[Task statement] In the records below, work out how many lines hold the word "НМТП". Report the number alone.

+===+

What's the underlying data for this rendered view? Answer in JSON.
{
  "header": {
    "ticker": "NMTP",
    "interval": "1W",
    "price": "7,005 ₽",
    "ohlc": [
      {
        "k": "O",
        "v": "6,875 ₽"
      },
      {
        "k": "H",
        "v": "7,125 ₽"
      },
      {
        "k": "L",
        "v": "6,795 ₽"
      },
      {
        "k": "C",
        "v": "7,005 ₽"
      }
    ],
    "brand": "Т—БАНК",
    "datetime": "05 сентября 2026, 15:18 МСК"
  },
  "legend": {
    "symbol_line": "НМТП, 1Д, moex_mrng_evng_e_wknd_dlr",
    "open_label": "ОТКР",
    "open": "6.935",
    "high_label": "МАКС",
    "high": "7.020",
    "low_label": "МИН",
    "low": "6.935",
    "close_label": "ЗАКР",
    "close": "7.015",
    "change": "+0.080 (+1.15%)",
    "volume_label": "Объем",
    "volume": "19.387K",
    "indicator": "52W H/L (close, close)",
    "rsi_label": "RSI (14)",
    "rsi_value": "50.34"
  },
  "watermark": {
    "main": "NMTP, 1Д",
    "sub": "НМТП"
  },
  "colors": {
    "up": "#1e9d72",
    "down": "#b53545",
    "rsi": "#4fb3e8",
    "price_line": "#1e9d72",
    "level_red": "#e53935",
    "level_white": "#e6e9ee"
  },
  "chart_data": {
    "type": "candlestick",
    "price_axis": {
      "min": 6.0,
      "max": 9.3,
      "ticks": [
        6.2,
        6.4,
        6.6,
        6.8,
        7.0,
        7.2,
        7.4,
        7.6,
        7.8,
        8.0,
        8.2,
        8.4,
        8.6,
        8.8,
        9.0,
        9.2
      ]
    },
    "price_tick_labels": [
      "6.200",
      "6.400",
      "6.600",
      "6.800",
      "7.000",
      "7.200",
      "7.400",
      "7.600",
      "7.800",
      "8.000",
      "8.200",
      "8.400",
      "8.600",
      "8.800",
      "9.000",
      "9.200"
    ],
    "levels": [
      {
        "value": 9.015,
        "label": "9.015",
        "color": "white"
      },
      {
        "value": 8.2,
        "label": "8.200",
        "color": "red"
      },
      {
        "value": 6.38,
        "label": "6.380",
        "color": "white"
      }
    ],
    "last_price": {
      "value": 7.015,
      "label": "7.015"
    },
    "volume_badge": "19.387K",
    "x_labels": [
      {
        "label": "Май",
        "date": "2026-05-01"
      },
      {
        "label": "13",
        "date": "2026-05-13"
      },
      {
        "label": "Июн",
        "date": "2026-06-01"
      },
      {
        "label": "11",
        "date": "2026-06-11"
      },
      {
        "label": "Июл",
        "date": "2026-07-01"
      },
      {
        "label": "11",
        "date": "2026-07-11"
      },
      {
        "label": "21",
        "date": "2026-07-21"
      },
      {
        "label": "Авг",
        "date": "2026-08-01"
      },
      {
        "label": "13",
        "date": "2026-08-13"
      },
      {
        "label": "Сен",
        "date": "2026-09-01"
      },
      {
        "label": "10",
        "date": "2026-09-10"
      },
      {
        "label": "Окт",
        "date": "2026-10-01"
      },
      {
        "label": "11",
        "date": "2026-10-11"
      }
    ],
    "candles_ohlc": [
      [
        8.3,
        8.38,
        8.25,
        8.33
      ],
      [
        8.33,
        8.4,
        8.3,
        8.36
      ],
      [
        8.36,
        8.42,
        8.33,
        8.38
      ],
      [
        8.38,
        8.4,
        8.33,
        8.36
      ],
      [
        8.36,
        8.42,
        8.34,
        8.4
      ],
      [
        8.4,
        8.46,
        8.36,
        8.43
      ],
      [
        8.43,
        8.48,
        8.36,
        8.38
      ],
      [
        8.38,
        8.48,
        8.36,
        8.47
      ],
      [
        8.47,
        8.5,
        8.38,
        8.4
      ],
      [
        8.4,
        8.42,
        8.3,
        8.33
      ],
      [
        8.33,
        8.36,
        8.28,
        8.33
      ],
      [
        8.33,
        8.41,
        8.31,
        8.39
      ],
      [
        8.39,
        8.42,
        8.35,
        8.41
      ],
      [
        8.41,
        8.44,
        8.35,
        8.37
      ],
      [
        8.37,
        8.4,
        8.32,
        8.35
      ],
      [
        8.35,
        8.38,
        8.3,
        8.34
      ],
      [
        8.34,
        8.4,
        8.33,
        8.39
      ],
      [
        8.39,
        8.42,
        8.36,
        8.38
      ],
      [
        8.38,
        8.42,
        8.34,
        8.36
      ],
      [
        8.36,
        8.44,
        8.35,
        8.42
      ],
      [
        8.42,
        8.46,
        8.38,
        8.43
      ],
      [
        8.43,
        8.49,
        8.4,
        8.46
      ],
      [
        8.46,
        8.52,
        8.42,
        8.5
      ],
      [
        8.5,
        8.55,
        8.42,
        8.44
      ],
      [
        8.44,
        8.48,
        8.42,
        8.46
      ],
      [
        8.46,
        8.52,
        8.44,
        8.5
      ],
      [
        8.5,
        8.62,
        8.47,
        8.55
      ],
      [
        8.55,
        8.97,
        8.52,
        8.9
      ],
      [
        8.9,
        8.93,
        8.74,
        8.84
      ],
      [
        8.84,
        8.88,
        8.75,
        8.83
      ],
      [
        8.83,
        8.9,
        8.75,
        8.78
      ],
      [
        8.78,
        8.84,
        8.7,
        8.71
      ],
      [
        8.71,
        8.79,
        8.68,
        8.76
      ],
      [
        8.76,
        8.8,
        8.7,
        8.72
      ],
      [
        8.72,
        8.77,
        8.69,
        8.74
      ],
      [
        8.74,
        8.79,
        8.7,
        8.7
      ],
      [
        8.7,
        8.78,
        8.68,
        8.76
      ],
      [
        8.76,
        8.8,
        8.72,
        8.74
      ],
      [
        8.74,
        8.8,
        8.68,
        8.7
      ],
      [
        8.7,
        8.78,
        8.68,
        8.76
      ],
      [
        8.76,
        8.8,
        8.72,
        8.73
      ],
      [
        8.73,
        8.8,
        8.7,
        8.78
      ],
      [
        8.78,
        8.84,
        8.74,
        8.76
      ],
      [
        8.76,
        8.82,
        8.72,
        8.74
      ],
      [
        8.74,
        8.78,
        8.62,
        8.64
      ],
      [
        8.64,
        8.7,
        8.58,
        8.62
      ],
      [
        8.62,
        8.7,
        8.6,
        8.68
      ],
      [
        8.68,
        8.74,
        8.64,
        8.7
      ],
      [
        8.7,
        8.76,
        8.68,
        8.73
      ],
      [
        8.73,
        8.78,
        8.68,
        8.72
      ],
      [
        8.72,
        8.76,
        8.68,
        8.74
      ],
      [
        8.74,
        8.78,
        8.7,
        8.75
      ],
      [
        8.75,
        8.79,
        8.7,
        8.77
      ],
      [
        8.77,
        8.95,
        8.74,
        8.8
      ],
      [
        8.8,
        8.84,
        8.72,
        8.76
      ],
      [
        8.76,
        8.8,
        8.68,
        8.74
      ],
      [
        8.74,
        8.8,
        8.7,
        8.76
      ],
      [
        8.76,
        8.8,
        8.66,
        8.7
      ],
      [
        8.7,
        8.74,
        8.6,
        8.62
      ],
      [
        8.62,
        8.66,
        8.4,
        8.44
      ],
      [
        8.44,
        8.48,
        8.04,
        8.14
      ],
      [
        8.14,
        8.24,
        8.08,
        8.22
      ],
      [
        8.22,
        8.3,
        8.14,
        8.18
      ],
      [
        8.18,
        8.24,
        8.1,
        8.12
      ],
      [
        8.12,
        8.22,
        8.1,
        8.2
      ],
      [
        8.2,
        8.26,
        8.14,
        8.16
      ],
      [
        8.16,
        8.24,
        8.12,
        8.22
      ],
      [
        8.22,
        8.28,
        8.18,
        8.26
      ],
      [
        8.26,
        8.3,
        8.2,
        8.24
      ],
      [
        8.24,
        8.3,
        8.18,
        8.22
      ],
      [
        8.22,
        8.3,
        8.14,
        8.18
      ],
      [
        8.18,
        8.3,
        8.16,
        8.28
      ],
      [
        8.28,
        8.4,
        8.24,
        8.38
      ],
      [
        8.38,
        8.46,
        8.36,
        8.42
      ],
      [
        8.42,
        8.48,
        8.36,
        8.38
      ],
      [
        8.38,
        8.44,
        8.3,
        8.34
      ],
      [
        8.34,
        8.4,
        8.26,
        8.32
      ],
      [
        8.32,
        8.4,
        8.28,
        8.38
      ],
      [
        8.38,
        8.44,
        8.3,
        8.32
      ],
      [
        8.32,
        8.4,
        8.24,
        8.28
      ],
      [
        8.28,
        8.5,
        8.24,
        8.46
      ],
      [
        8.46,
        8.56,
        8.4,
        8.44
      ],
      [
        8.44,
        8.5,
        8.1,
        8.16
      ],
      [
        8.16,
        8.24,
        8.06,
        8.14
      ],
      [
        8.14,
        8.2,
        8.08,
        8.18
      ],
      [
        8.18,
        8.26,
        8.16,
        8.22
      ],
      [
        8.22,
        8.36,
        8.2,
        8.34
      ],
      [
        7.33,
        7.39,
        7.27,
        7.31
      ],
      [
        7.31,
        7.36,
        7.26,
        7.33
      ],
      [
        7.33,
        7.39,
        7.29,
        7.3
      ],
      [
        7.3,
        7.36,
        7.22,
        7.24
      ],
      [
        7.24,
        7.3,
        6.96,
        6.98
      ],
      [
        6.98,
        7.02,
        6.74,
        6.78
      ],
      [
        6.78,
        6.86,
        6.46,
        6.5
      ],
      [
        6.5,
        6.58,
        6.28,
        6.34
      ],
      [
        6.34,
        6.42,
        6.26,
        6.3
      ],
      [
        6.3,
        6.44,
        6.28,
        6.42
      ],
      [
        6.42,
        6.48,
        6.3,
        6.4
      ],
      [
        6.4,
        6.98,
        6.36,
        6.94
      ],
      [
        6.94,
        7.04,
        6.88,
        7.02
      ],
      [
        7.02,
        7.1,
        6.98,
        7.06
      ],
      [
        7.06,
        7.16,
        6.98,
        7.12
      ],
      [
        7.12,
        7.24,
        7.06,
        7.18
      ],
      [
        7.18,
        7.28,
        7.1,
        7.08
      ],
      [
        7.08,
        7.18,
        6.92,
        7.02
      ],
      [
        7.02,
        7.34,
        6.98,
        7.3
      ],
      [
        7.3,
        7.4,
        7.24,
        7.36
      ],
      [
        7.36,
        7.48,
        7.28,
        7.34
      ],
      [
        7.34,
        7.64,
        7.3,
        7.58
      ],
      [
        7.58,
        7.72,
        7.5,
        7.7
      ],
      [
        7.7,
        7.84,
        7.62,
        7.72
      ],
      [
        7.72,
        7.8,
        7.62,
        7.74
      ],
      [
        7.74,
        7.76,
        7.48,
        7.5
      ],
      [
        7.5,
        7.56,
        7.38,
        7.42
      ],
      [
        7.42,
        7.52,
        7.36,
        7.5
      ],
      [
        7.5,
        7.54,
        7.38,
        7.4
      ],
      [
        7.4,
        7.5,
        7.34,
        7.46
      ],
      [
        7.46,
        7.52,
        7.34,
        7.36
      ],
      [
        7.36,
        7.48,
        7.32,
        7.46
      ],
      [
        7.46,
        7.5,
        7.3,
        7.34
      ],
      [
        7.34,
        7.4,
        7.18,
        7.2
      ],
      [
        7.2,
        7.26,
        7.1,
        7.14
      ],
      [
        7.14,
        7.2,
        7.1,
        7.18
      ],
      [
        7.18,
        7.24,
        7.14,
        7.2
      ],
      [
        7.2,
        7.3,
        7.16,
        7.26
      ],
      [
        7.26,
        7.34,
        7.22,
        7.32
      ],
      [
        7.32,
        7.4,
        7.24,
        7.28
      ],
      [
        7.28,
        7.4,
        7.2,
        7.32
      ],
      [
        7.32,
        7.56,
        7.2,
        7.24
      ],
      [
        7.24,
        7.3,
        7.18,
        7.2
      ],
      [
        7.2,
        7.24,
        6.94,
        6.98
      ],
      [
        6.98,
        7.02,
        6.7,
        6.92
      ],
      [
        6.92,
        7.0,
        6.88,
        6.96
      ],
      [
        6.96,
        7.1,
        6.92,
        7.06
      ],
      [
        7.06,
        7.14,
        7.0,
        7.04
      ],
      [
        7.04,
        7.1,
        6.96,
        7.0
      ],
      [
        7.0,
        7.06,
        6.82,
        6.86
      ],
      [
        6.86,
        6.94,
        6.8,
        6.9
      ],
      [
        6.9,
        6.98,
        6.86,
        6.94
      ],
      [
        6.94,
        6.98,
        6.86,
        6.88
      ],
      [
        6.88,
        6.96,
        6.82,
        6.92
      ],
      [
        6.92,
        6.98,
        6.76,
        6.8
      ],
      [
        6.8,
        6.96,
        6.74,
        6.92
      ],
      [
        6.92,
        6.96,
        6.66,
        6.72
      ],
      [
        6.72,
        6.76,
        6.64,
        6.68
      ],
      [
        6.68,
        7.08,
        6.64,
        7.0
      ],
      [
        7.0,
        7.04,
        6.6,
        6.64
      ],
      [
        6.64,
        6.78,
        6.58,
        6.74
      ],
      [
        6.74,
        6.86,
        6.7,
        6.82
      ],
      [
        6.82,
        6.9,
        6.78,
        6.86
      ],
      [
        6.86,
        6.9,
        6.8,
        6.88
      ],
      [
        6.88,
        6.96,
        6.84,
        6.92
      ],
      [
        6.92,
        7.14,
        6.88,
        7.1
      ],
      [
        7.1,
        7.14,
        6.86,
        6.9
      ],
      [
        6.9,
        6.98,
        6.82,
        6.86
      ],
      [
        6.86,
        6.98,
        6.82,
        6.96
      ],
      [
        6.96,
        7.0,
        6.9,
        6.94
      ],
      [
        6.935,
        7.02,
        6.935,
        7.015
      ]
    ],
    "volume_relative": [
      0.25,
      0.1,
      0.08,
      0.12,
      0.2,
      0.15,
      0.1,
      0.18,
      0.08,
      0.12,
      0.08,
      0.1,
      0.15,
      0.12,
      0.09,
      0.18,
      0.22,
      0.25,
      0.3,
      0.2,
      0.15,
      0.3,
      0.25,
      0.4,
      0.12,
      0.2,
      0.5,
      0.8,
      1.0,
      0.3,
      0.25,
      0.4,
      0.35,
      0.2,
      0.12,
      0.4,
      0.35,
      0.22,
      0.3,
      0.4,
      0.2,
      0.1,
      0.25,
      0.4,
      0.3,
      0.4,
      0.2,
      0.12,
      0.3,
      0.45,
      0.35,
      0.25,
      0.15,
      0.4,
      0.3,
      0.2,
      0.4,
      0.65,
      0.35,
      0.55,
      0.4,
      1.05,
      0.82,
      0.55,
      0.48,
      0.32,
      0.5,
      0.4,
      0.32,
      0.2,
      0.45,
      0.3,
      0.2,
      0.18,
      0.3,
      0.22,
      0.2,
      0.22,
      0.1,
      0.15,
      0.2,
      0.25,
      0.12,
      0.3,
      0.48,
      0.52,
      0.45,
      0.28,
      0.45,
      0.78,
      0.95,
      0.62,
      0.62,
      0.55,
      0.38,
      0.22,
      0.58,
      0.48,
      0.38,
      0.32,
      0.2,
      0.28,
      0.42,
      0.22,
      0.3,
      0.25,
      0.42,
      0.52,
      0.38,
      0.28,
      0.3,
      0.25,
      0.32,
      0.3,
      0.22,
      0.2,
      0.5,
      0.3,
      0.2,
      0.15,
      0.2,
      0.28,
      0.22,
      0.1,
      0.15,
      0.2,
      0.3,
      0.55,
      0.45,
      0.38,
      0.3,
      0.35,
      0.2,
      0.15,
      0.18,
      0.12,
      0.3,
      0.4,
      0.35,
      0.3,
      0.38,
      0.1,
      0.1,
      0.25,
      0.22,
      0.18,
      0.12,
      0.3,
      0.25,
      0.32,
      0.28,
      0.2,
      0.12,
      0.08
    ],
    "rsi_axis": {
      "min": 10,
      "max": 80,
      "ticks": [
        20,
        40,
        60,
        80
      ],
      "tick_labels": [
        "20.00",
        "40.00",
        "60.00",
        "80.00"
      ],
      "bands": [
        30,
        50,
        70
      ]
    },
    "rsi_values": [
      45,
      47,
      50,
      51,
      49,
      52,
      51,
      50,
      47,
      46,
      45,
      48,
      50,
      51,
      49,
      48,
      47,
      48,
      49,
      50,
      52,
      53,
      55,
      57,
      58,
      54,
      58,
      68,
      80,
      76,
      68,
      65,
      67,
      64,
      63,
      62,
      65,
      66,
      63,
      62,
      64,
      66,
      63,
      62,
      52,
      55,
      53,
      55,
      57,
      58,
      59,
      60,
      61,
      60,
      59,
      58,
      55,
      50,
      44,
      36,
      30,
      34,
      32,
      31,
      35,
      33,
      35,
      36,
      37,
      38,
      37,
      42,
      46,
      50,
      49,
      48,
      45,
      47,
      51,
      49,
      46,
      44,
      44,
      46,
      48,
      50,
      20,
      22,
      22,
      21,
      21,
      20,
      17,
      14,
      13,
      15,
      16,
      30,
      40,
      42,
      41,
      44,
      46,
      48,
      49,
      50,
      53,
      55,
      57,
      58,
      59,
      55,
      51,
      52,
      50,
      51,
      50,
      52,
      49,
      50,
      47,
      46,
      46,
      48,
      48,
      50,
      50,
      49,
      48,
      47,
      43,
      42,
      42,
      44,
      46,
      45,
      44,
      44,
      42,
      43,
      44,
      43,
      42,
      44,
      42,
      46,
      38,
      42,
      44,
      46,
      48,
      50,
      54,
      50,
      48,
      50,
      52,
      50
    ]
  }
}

+===+

[Problem solution] 2